[Collected data]
## Begin
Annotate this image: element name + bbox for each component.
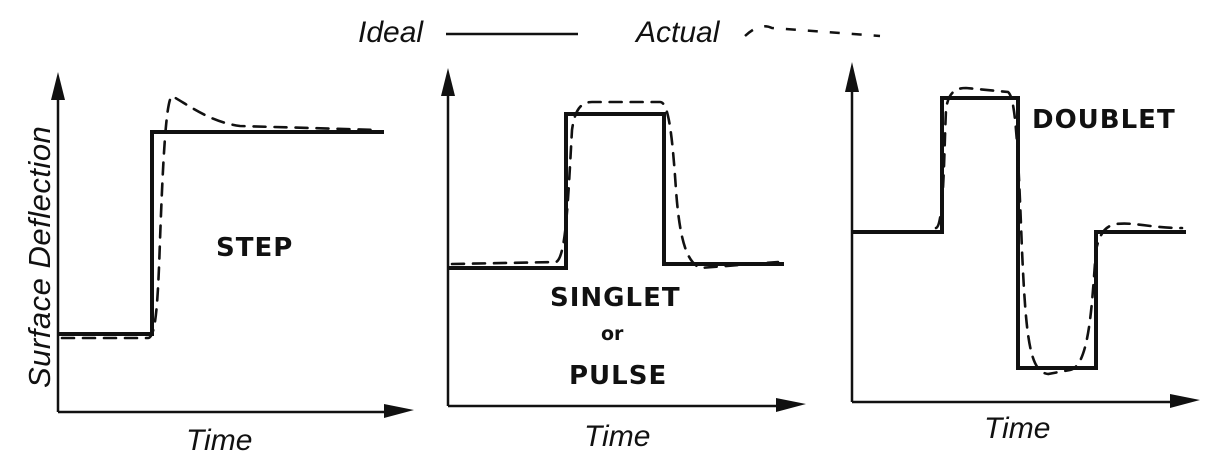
legend-ideal-label: Ideal [358,16,424,49]
panel-step-ideal-line [58,130,384,336]
panel-doublet: DOUBLET Time [845,62,1200,445]
panel-step-x-arrow [384,404,414,418]
panel-doublet-title: DOUBLET [1032,105,1176,135]
y-axis-label: Surface Deflection [22,126,57,388]
legend-actual-label: Actual [634,16,721,49]
panel-step-actual-line [60,94,380,340]
panel-step-axes [51,72,414,418]
panel-singlet: SINGLET or PULSE Time [441,68,806,453]
panel-singlet-actual-line [450,100,780,270]
panel-singlet-x-label: Time [584,420,650,453]
panel-singlet-title-line-2: or [601,323,624,345]
panel-singlet-y-arrow [441,68,455,96]
panel-doublet-x-arrow [1170,394,1200,408]
panel-step-y-arrow [51,72,65,100]
panel-singlet-title-line-1: SINGLET [550,283,681,313]
panel-singlet-x-arrow [776,398,806,412]
panel-step: STEP Time [51,72,414,456]
legend: Ideal Actual [358,16,881,49]
panel-doublet-x-label: Time [984,412,1050,445]
legend-actual-line [744,25,881,38]
panel-step-x-label: Time [186,424,252,456]
panel-singlet-axes [441,68,806,412]
panel-singlet-title-line-3: PULSE [569,361,667,391]
panel-step-title: STEP [216,233,293,263]
panel-doublet-actual-line [934,86,1184,376]
panel-doublet-ideal-line [852,96,1186,370]
panel-singlet-ideal-line [448,112,784,270]
panel-doublet-axes [845,62,1200,408]
panel-doublet-y-arrow [845,62,859,92]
## End
--- Instructions for the task ---
Duplicate every line of the material above without any changes, omitting the picture.

--- Final result ---
Annotate this image: element name + bbox for each component.
legend-ideal-label: Ideal [358,16,424,49]
panel-step-ideal-line [58,130,384,336]
panel-doublet: DOUBLET Time [845,62,1200,445]
panel-step-x-arrow [384,404,414,418]
panel-doublet-title: DOUBLET [1032,105,1176,135]
y-axis-label: Surface Deflection [22,126,57,388]
legend-actual-label: Actual [634,16,721,49]
panel-step-actual-line [60,94,380,340]
panel-step-axes [51,72,414,418]
panel-singlet: SINGLET or PULSE Time [441,68,806,453]
panel-singlet-actual-line [450,100,780,270]
panel-singlet-x-label: Time [584,420,650,453]
panel-singlet-title-line-2: or [601,323,624,345]
panel-singlet-y-arrow [441,68,455,96]
panel-doublet-x-arrow [1170,394,1200,408]
panel-step-y-arrow [51,72,65,100]
panel-singlet-title-line-1: SINGLET [550,283,681,313]
panel-singlet-x-arrow [776,398,806,412]
panel-step: STEP Time [51,72,414,456]
legend: Ideal Actual [358,16,881,49]
panel-doublet-x-label: Time [984,412,1050,445]
legend-actual-line [744,25,881,38]
panel-step-x-label: Time [186,424,252,456]
panel-singlet-axes [441,68,806,412]
panel-singlet-title-line-3: PULSE [569,361,667,391]
panel-step-title: STEP [216,233,293,263]
panel-doublet-actual-line [934,86,1184,376]
panel-doublet-ideal-line [852,96,1186,370]
panel-singlet-ideal-line [448,112,784,270]
panel-doublet-axes [845,62,1200,408]
panel-doublet-y-arrow [845,62,859,92]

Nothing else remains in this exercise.